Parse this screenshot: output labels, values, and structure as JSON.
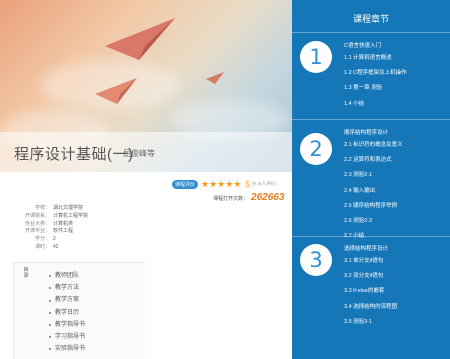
{
  "course": {
    "title": "程序设计基础(一)",
    "teacher": "屈俊峰等"
  },
  "rating": {
    "badge": "课程评价",
    "stars": "★★★★★",
    "score": "5",
    "unit": "分 (5人评价)"
  },
  "visits": {
    "label": "课程打开次数：",
    "count": "262663"
  },
  "info": [
    {
      "k": "学校：",
      "v": "湖北文理学院"
    },
    {
      "k": "开课院系：",
      "v": "计算机工程学院"
    },
    {
      "k": "专业大类：",
      "v": "计算机类"
    },
    {
      "k": "开课专业：",
      "v": "软件工程"
    },
    {
      "k": "学分：",
      "v": "2"
    },
    {
      "k": "课时：",
      "v": "42"
    }
  ],
  "toc": {
    "label": "目录",
    "items": [
      "教师团队",
      "教学方法",
      "教学方案",
      "教学日历",
      "教学指导书",
      "学习指导书",
      "实验指导书"
    ]
  },
  "panel": {
    "title": "课程章节",
    "chapters": [
      {
        "num": "1",
        "title": "C语言快速入门",
        "items": [
          "1.1  计算机语言概述",
          "1.2  C程序框架及上机操作",
          "1.3  第一章 测验",
          "1.4  小结"
        ]
      },
      {
        "num": "2",
        "title": "顺序结构程序设计",
        "items": [
          "2.1  标识符的概念及意义",
          "2.2  运算符和表达式",
          "2.3  测验2-1",
          "2.4  输入输出",
          "2.5  顺序结构程序举例",
          "2.6  测验2-2",
          "2.7  小结"
        ]
      },
      {
        "num": "3",
        "title": "选择结构程序设计",
        "items": [
          "3.1  单分支if语句",
          "3.2  双分支if语句",
          "3.3  if-else的嵌套",
          "3.4  选择结构的流程图",
          "3.5  测验3-1"
        ]
      }
    ]
  },
  "colors": {
    "panel": "#1677b8",
    "accent": "#f39c12",
    "visits": "#e67e22"
  }
}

* **TASK DIRECTIONS**
Copy down every line of the material above that includes the string "title".

* **FINISHED EXERCISE**
    "title": "程序设计基础(一)",
    "title": "课程章节",
        "title": "C语言快速入门",
        "title": "顺序结构程序设计",
        "title": "选择结构程序设计",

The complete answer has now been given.